**INSTRUCTIONS TO FOLLOW**
The records that follow need to be output exactly as they are.

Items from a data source
+---+

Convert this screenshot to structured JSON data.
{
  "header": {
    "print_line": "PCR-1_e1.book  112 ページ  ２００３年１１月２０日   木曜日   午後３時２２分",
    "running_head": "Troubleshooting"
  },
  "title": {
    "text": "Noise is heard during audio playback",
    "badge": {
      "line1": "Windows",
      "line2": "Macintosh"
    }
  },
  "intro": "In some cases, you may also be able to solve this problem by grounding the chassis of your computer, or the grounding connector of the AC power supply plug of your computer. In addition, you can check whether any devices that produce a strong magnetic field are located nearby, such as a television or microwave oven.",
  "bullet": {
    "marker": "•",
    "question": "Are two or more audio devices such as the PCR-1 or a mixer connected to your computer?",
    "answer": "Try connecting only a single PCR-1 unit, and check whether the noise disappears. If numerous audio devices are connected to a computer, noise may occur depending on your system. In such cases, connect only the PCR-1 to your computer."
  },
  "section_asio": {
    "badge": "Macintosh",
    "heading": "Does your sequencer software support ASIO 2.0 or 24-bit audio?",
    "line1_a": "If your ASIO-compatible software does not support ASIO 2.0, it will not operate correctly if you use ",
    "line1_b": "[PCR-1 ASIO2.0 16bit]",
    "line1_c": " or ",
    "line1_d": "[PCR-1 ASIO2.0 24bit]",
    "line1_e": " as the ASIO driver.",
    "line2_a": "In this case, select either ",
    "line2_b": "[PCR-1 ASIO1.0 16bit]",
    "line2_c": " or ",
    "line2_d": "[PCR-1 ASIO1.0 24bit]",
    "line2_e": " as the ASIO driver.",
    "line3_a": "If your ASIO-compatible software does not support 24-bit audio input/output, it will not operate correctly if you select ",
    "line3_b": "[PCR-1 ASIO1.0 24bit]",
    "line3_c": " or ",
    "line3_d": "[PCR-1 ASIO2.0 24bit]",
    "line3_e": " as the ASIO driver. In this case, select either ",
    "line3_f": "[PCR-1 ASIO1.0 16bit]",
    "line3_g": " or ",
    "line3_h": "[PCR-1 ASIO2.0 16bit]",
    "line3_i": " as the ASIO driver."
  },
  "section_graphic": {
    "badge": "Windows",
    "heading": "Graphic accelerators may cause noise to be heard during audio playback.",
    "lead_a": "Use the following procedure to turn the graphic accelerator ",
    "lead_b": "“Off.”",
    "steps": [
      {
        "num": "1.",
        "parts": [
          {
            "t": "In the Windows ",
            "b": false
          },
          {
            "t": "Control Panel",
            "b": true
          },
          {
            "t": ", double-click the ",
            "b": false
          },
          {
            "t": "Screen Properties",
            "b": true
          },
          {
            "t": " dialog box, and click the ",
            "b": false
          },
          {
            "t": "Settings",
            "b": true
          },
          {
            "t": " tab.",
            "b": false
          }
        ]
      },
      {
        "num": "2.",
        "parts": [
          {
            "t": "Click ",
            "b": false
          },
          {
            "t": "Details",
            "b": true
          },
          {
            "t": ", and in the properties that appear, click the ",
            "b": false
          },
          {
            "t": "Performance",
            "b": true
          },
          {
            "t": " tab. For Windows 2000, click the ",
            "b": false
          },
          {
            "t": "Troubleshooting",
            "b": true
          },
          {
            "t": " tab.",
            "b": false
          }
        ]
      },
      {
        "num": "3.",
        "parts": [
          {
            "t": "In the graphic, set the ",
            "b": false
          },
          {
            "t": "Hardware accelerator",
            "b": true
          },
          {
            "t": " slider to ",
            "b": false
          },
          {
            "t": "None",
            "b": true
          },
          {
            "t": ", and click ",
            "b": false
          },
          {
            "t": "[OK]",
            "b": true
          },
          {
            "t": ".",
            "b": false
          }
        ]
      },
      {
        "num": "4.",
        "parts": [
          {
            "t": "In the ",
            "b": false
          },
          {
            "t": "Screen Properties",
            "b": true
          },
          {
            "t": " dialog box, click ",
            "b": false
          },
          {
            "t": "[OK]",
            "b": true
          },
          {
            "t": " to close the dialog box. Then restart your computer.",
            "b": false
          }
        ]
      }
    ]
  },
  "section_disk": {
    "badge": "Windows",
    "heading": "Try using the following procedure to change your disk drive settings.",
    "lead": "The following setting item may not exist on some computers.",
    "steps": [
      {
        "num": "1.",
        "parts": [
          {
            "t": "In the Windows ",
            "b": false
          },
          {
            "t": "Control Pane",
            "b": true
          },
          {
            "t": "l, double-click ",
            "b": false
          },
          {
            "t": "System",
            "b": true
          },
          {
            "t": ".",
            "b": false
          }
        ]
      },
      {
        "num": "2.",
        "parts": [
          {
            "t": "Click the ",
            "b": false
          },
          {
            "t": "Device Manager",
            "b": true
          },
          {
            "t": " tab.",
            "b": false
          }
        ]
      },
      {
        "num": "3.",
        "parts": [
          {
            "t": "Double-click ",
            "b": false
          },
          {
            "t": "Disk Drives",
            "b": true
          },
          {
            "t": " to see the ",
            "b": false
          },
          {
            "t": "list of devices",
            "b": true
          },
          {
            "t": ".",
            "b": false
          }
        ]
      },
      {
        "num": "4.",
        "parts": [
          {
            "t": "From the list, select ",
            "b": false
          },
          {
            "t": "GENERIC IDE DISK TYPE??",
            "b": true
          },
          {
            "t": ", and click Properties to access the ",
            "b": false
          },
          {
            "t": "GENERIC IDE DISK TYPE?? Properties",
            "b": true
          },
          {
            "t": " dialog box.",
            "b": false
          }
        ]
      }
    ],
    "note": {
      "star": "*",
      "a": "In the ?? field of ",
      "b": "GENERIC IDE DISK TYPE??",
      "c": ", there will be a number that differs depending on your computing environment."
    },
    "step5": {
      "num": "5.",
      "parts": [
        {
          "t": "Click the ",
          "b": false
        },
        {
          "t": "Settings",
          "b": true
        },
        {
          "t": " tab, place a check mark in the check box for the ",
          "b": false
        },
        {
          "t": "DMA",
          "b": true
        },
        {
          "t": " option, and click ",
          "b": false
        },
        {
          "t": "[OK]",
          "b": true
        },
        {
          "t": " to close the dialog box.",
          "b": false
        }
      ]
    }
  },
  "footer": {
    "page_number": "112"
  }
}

+---+

**EXPECTED OUTPUT**
Convert this screenshot to structured JSON data.
{
  "header": {
    "print_line": "PCR-1_e1.book  112 ページ  ２００３年１１月２０日   木曜日   午後３時２２分",
    "running_head": "Troubleshooting"
  },
  "title": {
    "text": "Noise is heard during audio playback",
    "badge": {
      "line1": "Windows",
      "line2": "Macintosh"
    }
  },
  "intro": "In some cases, you may also be able to solve this problem by grounding the chassis of your computer, or the grounding connector of the AC power supply plug of your computer. In addition, you can check whether any devices that produce a strong magnetic field are located nearby, such as a television or microwave oven.",
  "bullet": {
    "marker": "•",
    "question": "Are two or more audio devices such as the PCR-1 or a mixer connected to your computer?",
    "answer": "Try connecting only a single PCR-1 unit, and check whether the noise disappears. If numerous audio devices are connected to a computer, noise may occur depending on your system. In such cases, connect only the PCR-1 to your computer."
  },
  "section_asio": {
    "badge": "Macintosh",
    "heading": "Does your sequencer software support ASIO 2.0 or 24-bit audio?",
    "line1_a": "If your ASIO-compatible software does not support ASIO 2.0, it will not operate correctly if you use ",
    "line1_b": "[PCR-1 ASIO2.0 16bit]",
    "line1_c": " or ",
    "line1_d": "[PCR-1 ASIO2.0 24bit]",
    "line1_e": " as the ASIO driver.",
    "line2_a": "In this case, select either ",
    "line2_b": "[PCR-1 ASIO1.0 16bit]",
    "line2_c": " or ",
    "line2_d": "[PCR-1 ASIO1.0 24bit]",
    "line2_e": " as the ASIO driver.",
    "line3_a": "If your ASIO-compatible software does not support 24-bit audio input/output, it will not operate correctly if you select ",
    "line3_b": "[PCR-1 ASIO1.0 24bit]",
    "line3_c": " or ",
    "line3_d": "[PCR-1 ASIO2.0 24bit]",
    "line3_e": " as the ASIO driver. In this case, select either ",
    "line3_f": "[PCR-1 ASIO1.0 16bit]",
    "line3_g": " or ",
    "line3_h": "[PCR-1 ASIO2.0 16bit]",
    "line3_i": " as the ASIO driver."
  },
  "section_graphic": {
    "badge": "Windows",
    "heading": "Graphic accelerators may cause noise to be heard during audio playback.",
    "lead_a": "Use the following procedure to turn the graphic accelerator ",
    "lead_b": "“Off.”",
    "steps": [
      {
        "num": "1.",
        "parts": [
          {
            "t": "In the Windows ",
            "b": false
          },
          {
            "t": "Control Panel",
            "b": true
          },
          {
            "t": ", double-click the ",
            "b": false
          },
          {
            "t": "Screen Properties",
            "b": true
          },
          {
            "t": " dialog box, and click the ",
            "b": false
          },
          {
            "t": "Settings",
            "b": true
          },
          {
            "t": " tab.",
            "b": false
          }
        ]
      },
      {
        "num": "2.",
        "parts": [
          {
            "t": "Click ",
            "b": false
          },
          {
            "t": "Details",
            "b": true
          },
          {
            "t": ", and in the properties that appear, click the ",
            "b": false
          },
          {
            "t": "Performance",
            "b": true
          },
          {
            "t": " tab. For Windows 2000, click the ",
            "b": false
          },
          {
            "t": "Troubleshooting",
            "b": true
          },
          {
            "t": " tab.",
            "b": false
          }
        ]
      },
      {
        "num": "3.",
        "parts": [
          {
            "t": "In the graphic, set the ",
            "b": false
          },
          {
            "t": "Hardware accelerator",
            "b": true
          },
          {
            "t": " slider to ",
            "b": false
          },
          {
            "t": "None",
            "b": true
          },
          {
            "t": ", and click ",
            "b": false
          },
          {
            "t": "[OK]",
            "b": true
          },
          {
            "t": ".",
            "b": false
          }
        ]
      },
      {
        "num": "4.",
        "parts": [
          {
            "t": "In the ",
            "b": false
          },
          {
            "t": "Screen Properties",
            "b": true
          },
          {
            "t": " dialog box, click ",
            "b": false
          },
          {
            "t": "[OK]",
            "b": true
          },
          {
            "t": " to close the dialog box. Then restart your computer.",
            "b": false
          }
        ]
      }
    ]
  },
  "section_disk": {
    "badge": "Windows",
    "heading": "Try using the following procedure to change your disk drive settings.",
    "lead": "The following setting item may not exist on some computers.",
    "steps": [
      {
        "num": "1.",
        "parts": [
          {
            "t": "In the Windows ",
            "b": false
          },
          {
            "t": "Control Pane",
            "b": true
          },
          {
            "t": "l, double-click ",
            "b": false
          },
          {
            "t": "System",
            "b": true
          },
          {
            "t": ".",
            "b": false
          }
        ]
      },
      {
        "num": "2.",
        "parts": [
          {
            "t": "Click the ",
            "b": false
          },
          {
            "t": "Device Manager",
            "b": true
          },
          {
            "t": " tab.",
            "b": false
          }
        ]
      },
      {
        "num": "3.",
        "parts": [
          {
            "t": "Double-click ",
            "b": false
          },
          {
            "t": "Disk Drives",
            "b": true
          },
          {
            "t": " to see the ",
            "b": false
          },
          {
            "t": "list of devices",
            "b": true
          },
          {
            "t": ".",
            "b": false
          }
        ]
      },
      {
        "num": "4.",
        "parts": [
          {
            "t": "From the list, select ",
            "b": false
          },
          {
            "t": "GENERIC IDE DISK TYPE??",
            "b": true
          },
          {
            "t": ", and click Properties to access the ",
            "b": false
          },
          {
            "t": "GENERIC IDE DISK TYPE?? Properties",
            "b": true
          },
          {
            "t": " dialog box.",
            "b": false
          }
        ]
      }
    ],
    "note": {
      "star": "*",
      "a": "In the ?? field of ",
      "b": "GENERIC IDE DISK TYPE??",
      "c": ", there will be a number that differs depending on your computing environment."
    },
    "step5": {
      "num": "5.",
      "parts": [
        {
          "t": "Click the ",
          "b": false
        },
        {
          "t": "Settings",
          "b": true
        },
        {
          "t": " tab, place a check mark in the check box for the ",
          "b": false
        },
        {
          "t": "DMA",
          "b": true
        },
        {
          "t": " option, and click ",
          "b": false
        },
        {
          "t": "[OK]",
          "b": true
        },
        {
          "t": " to close the dialog box.",
          "b": false
        }
      ]
    }
  },
  "footer": {
    "page_number": "112"
  }
}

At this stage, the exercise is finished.